DESCRIPTION OF THE TASK
Exact reproduction of every entry is required.

* * *

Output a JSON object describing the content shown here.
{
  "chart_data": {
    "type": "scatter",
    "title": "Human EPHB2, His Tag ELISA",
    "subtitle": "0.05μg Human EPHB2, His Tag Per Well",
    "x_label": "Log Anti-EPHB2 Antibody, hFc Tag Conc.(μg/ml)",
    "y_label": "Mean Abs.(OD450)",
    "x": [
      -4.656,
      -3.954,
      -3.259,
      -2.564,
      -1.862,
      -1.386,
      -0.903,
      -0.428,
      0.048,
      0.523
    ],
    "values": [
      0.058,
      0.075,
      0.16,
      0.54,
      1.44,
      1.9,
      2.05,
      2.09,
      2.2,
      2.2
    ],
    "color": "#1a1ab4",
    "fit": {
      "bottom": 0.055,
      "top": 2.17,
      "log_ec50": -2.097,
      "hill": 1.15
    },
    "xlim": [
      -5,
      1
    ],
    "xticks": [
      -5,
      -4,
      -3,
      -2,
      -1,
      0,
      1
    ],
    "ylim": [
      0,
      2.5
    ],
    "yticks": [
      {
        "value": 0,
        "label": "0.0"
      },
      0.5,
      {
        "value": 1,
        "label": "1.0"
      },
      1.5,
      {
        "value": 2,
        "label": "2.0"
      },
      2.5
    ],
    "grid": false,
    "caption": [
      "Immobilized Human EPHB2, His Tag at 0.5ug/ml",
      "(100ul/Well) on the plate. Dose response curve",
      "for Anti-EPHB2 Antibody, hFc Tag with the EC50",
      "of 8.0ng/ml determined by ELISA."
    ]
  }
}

* * *

PROBLEM SOLUTION
Output a JSON object describing the content shown here.
{
  "chart_data": {
    "type": "scatter",
    "title": "Human EPHB2, His Tag ELISA",
    "subtitle": "0.05μg Human EPHB2, His Tag Per Well",
    "x_label": "Log Anti-EPHB2 Antibody, hFc Tag Conc.(μg/ml)",
    "y_label": "Mean Abs.(OD450)",
    "x": [
      -4.656,
      -3.954,
      -3.259,
      -2.564,
      -1.862,
      -1.386,
      -0.903,
      -0.428,
      0.048,
      0.523
    ],
    "values": [
      0.058,
      0.075,
      0.16,
      0.54,
      1.44,
      1.9,
      2.05,
      2.09,
      2.2,
      2.2
    ],
    "color": "#1a1ab4",
    "fit": {
      "bottom": 0.055,
      "top": 2.17,
      "log_ec50": -2.097,
      "hill": 1.15
    },
    "xlim": [
      -5,
      1
    ],
    "xticks": [
      -5,
      -4,
      -3,
      -2,
      -1,
      0,
      1
    ],
    "ylim": [
      0,
      2.5
    ],
    "yticks": [
      {
        "value": 0,
        "label": "0.0"
      },
      0.5,
      {
        "value": 1,
        "label": "1.0"
      },
      1.5,
      {
        "value": 2,
        "label": "2.0"
      },
      2.5
    ],
    "grid": false,
    "caption": [
      "Immobilized Human EPHB2, His Tag at 0.5ug/ml",
      "(100ul/Well) on the plate. Dose response curve",
      "for Anti-EPHB2 Antibody, hFc Tag with the EC50",
      "of 8.0ng/ml determined by ELISA."
    ]
  }
}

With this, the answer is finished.